Task statement>
Collect every line of the records below that contains the word "data".

Input>
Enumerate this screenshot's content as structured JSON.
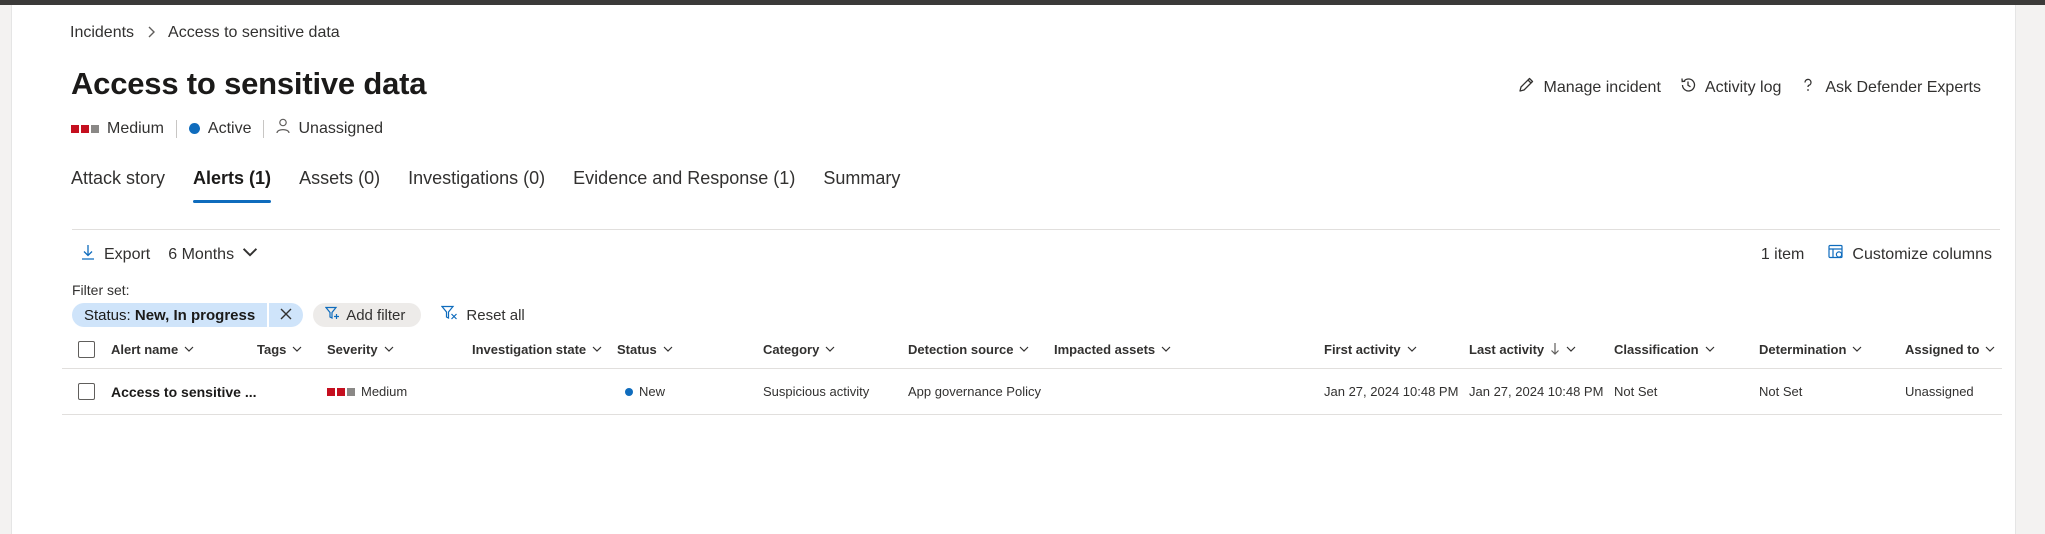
{
  "breadcrumb": {
    "parent": "Incidents",
    "current": "Access to sensitive data"
  },
  "title": "Access to sensitive data",
  "header_actions": {
    "manage_incident": "Manage incident",
    "activity_log": "Activity log",
    "ask_experts": "Ask Defender Experts"
  },
  "meta": {
    "severity": "Medium",
    "status": "Active",
    "assignee": "Unassigned",
    "severity_colors": [
      "#c50f1f",
      "#c50f1f",
      "#8a8886"
    ],
    "status_color": "#0f6cbd"
  },
  "tabs": [
    {
      "label": "Attack story",
      "active": false
    },
    {
      "label": "Alerts (1)",
      "active": true
    },
    {
      "label": "Assets (0)",
      "active": false
    },
    {
      "label": "Investigations (0)",
      "active": false
    },
    {
      "label": "Evidence and Response (1)",
      "active": false
    },
    {
      "label": "Summary",
      "active": false
    }
  ],
  "toolbar": {
    "export": "Export",
    "time_range": "6 Months",
    "item_count": "1 item",
    "customize_columns": "Customize columns"
  },
  "filters": {
    "label": "Filter set:",
    "chip_key": "Status:",
    "chip_value": "New, In progress",
    "add_filter": "Add filter",
    "reset_all": "Reset all"
  },
  "table": {
    "columns": [
      "Alert name",
      "Tags",
      "Severity",
      "Investigation state",
      "Status",
      "Category",
      "Detection source",
      "Impacted assets",
      "First activity",
      "Last activity",
      "Classification",
      "Determination",
      "Assigned to"
    ],
    "rows": [
      {
        "alert_name": "Access to sensitive ...",
        "tags": "",
        "severity": "Medium",
        "investigation_state": "",
        "status": "New",
        "category": "Suspicious activity",
        "detection_source": "App governance Policy",
        "impacted_assets": "",
        "first_activity": "Jan 27, 2024 10:48 PM",
        "last_activity": "Jan 27, 2024 10:48 PM",
        "classification": "Not Set",
        "determination": "Not Set",
        "assigned_to": "Unassigned"
      }
    ]
  }
}
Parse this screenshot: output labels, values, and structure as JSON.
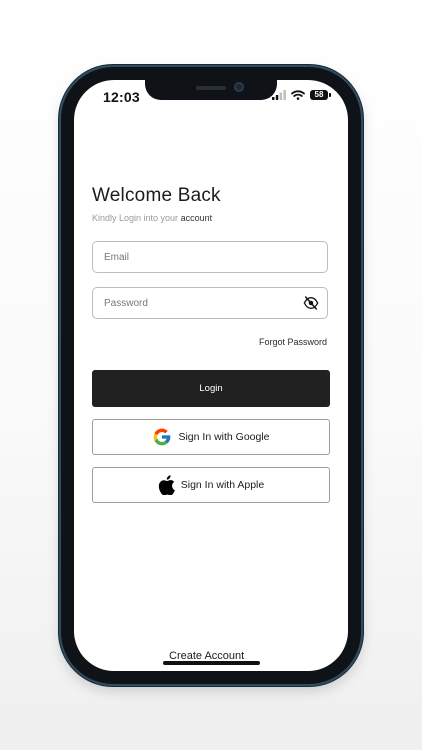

Result>
    "current": "Access to sensitive data"
  "title": "Access to sensitive data",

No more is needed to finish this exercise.